▶ _DATA SUPPLIED_
==*==

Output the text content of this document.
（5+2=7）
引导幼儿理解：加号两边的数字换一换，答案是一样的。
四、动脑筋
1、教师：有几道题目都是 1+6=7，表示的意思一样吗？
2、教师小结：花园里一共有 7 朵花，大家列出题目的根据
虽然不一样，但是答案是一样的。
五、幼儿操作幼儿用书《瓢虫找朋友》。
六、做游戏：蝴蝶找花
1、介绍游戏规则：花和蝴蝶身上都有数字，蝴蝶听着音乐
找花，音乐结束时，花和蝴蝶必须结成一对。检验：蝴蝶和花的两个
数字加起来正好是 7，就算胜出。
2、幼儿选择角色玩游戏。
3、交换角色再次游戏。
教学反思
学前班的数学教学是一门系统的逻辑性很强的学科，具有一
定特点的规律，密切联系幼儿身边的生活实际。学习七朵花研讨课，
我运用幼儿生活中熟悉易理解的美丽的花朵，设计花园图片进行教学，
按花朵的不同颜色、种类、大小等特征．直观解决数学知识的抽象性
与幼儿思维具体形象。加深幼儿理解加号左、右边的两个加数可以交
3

==*==

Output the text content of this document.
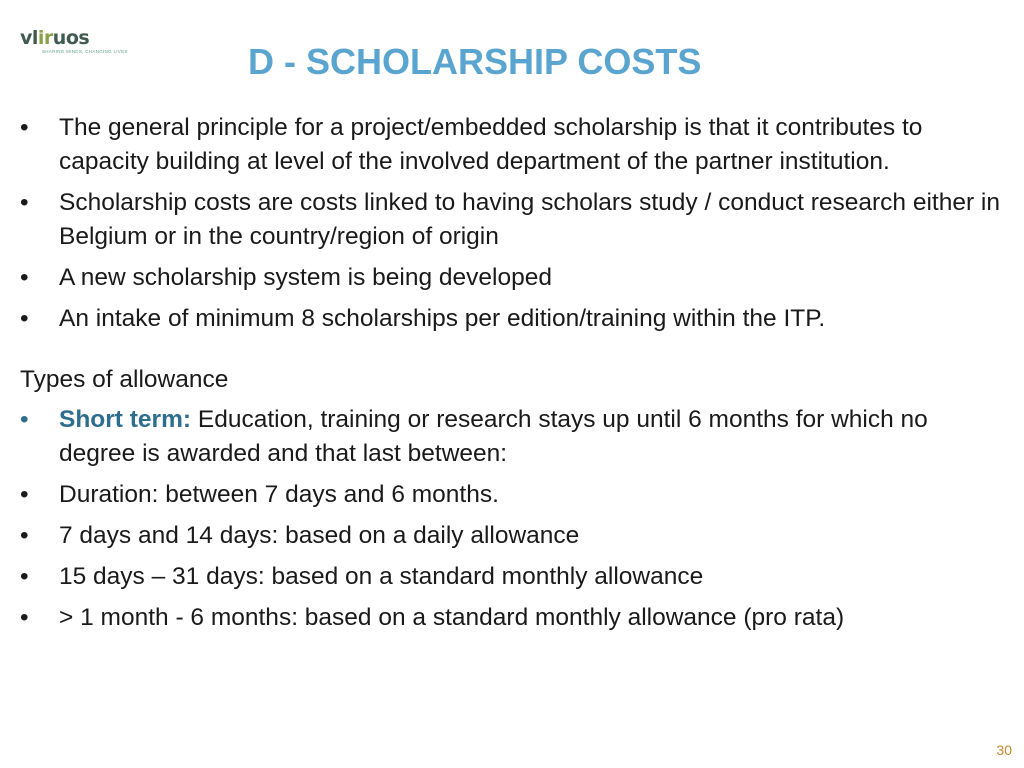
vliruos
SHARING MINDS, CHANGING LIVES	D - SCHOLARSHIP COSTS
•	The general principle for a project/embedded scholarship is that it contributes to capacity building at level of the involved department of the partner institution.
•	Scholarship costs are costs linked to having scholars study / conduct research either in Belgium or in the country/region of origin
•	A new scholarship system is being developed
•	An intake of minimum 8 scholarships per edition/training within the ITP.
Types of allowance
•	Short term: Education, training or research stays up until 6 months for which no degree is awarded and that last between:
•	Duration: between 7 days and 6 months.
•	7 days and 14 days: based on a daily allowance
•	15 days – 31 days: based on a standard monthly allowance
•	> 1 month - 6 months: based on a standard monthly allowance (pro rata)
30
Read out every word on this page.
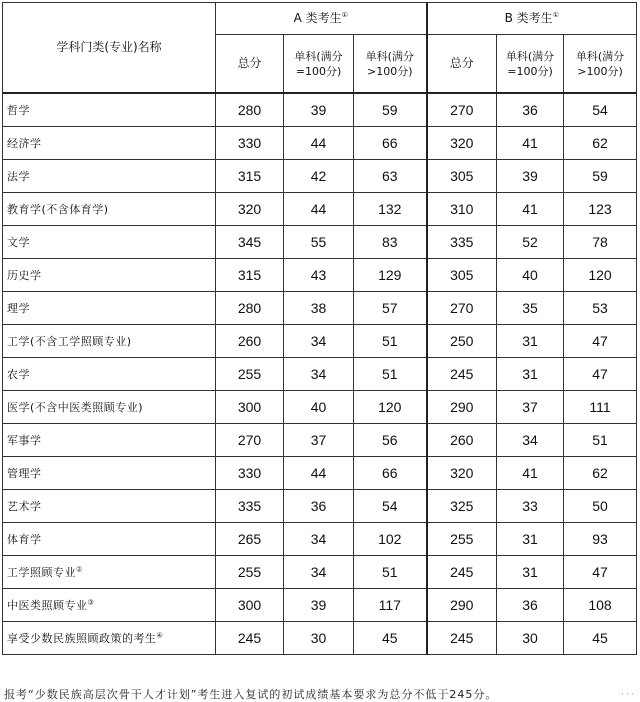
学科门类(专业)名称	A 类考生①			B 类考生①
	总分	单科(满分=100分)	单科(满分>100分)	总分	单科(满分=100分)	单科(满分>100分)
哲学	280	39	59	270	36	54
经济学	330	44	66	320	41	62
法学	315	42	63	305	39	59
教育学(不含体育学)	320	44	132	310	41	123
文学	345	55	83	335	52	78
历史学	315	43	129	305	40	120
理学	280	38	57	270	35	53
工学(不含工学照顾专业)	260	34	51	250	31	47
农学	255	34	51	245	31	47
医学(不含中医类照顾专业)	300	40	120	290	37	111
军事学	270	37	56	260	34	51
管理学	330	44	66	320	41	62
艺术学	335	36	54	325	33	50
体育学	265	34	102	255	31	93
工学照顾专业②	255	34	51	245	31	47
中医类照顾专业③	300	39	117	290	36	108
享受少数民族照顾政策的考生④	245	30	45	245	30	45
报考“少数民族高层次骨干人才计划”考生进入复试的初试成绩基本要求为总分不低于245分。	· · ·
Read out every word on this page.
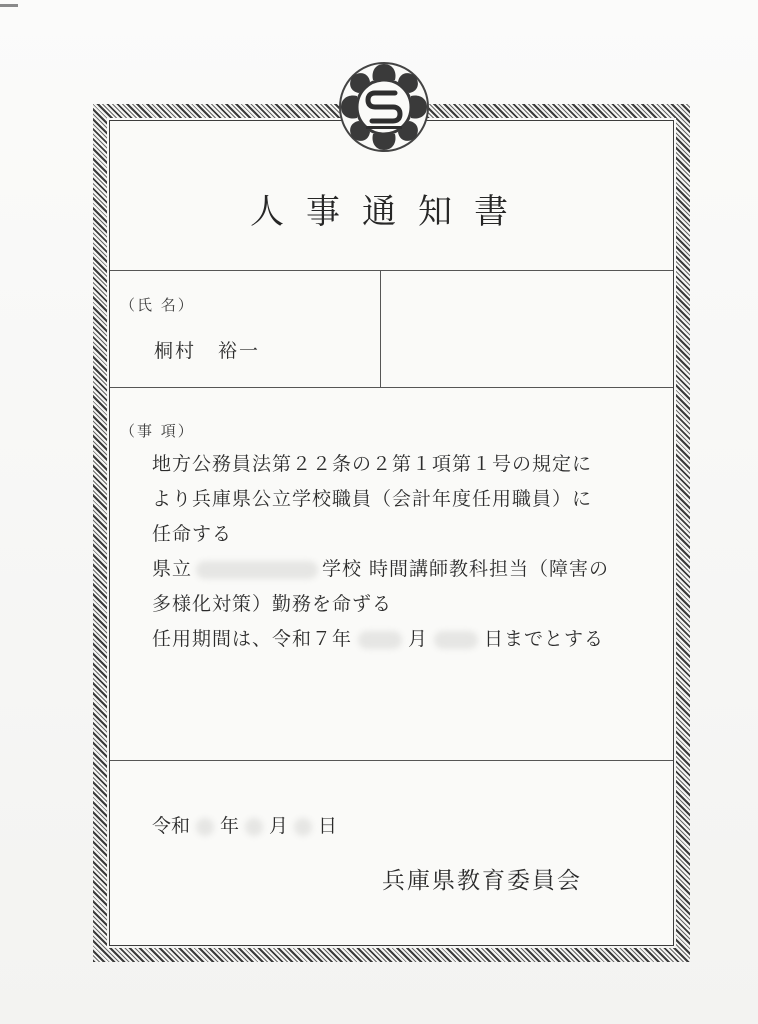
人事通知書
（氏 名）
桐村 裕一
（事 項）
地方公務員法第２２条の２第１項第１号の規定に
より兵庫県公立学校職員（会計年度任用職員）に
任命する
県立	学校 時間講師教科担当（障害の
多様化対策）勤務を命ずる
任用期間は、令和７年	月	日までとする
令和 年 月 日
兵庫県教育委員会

==*==

▶ _EXERCISE DESCRIPTION_
Copy out each line of the material that holds the word "between".

▶ _FULL SOLUTION_
•	Short term: Education, training or research stays up until 6 months for which no degree is awarded and that last between:
•	Duration: between 7 days and 6 months.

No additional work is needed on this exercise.